───── Record list

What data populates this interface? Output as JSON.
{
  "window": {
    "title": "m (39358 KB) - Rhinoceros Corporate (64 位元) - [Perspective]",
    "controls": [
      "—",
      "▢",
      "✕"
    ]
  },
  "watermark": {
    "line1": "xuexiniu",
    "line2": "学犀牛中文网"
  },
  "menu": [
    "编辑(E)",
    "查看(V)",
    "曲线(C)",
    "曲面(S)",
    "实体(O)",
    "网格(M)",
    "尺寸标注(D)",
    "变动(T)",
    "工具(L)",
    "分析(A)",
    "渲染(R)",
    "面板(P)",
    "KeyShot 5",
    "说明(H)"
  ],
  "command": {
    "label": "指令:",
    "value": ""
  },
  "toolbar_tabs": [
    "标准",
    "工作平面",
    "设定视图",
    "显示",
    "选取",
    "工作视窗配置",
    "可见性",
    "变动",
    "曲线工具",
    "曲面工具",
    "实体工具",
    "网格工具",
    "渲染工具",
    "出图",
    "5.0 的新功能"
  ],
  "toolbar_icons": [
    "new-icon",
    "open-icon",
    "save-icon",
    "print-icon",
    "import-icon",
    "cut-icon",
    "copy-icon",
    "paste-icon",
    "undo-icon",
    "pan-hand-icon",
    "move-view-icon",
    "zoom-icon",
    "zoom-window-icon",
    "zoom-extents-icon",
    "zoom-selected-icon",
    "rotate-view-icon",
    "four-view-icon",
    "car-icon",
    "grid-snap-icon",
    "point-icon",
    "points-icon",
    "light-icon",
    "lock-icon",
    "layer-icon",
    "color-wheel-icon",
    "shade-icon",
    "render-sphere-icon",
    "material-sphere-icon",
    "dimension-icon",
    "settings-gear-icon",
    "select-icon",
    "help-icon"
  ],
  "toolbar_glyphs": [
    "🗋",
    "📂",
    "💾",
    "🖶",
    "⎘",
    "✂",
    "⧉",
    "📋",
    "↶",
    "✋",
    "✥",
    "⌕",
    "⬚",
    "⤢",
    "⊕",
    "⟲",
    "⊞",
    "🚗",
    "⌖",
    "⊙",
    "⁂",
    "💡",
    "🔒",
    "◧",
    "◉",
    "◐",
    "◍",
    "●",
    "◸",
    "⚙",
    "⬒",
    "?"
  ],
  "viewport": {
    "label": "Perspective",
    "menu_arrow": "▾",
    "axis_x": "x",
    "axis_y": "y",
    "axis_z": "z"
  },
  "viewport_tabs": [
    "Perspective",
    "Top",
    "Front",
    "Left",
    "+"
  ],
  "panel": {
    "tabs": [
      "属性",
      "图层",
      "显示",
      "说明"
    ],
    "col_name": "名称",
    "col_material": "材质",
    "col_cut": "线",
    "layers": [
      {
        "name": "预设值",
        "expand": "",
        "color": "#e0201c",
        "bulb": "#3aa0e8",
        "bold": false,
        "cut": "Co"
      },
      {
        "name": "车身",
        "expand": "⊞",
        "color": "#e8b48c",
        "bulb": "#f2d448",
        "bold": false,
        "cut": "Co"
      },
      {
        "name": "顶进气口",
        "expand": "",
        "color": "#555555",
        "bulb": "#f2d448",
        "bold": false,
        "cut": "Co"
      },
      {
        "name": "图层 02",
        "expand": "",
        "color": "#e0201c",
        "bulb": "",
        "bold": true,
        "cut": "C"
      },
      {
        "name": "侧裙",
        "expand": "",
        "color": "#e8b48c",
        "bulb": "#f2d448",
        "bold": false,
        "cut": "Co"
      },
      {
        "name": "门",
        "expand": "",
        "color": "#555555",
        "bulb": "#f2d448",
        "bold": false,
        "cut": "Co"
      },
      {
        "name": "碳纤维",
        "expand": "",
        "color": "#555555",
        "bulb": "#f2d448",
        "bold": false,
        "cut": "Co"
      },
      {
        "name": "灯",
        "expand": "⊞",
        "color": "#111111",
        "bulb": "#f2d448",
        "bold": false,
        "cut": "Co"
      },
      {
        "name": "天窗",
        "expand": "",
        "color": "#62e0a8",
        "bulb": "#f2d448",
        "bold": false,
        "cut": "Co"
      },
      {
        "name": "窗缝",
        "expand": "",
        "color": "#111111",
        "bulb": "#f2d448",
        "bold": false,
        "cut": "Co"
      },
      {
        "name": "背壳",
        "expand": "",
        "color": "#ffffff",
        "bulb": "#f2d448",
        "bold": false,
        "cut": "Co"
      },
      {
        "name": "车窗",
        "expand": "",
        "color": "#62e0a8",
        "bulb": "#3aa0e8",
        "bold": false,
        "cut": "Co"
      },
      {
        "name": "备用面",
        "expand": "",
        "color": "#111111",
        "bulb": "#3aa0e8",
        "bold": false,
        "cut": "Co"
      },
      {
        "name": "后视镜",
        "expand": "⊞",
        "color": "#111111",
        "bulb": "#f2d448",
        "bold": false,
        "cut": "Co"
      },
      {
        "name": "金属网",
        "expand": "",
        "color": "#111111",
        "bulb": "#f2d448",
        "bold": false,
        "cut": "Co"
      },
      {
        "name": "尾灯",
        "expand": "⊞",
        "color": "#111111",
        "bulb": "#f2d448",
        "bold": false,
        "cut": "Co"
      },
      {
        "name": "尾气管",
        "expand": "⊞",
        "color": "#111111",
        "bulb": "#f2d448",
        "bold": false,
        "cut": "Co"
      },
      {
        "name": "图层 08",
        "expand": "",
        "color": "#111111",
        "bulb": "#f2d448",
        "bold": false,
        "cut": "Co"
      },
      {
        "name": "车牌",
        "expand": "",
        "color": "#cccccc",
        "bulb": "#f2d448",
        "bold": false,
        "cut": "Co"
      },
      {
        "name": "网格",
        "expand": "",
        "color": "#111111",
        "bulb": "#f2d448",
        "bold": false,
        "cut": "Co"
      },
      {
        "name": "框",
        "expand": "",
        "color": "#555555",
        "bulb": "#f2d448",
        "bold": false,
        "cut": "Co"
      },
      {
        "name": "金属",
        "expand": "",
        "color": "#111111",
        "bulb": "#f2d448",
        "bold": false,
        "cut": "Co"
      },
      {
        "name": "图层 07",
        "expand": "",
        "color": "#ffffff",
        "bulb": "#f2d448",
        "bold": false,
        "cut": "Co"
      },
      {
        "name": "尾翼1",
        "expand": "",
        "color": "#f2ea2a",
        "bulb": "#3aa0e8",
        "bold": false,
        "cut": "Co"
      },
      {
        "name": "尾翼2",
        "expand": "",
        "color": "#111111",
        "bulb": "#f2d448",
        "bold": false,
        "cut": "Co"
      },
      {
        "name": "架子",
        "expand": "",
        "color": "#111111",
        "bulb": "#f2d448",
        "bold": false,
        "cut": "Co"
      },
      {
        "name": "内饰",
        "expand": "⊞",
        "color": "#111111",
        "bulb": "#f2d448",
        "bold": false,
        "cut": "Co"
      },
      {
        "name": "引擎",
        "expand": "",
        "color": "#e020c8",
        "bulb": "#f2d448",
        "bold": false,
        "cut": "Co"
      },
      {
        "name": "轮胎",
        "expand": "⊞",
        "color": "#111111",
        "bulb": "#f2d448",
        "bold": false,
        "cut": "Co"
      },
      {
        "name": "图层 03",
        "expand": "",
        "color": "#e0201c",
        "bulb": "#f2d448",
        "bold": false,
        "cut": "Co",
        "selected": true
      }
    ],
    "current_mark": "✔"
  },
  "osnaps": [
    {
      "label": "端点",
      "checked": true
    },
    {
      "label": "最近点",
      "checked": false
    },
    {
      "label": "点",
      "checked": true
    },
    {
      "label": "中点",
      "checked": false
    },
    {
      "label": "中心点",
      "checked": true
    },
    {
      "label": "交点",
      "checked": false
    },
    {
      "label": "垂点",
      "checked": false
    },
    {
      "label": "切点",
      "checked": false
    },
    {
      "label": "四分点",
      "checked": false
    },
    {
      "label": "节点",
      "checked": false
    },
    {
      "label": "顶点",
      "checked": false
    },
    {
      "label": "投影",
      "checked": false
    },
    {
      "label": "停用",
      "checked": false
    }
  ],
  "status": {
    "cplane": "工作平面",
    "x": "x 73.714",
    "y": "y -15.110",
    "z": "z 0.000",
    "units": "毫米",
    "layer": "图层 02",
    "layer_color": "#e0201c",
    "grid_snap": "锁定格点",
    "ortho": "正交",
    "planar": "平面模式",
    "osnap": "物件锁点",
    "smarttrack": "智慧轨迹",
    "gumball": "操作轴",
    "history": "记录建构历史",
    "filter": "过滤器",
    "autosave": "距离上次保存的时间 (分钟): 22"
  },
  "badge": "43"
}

──────────

* **What you are asked to do**:
Extract from the data every line where "Perspective" shows up.

* **In response**:
    "title": "m (39358 KB) - Rhinoceros Corporate (64 位元) - [Perspective]",
    "label": "Perspective",
    "Perspective",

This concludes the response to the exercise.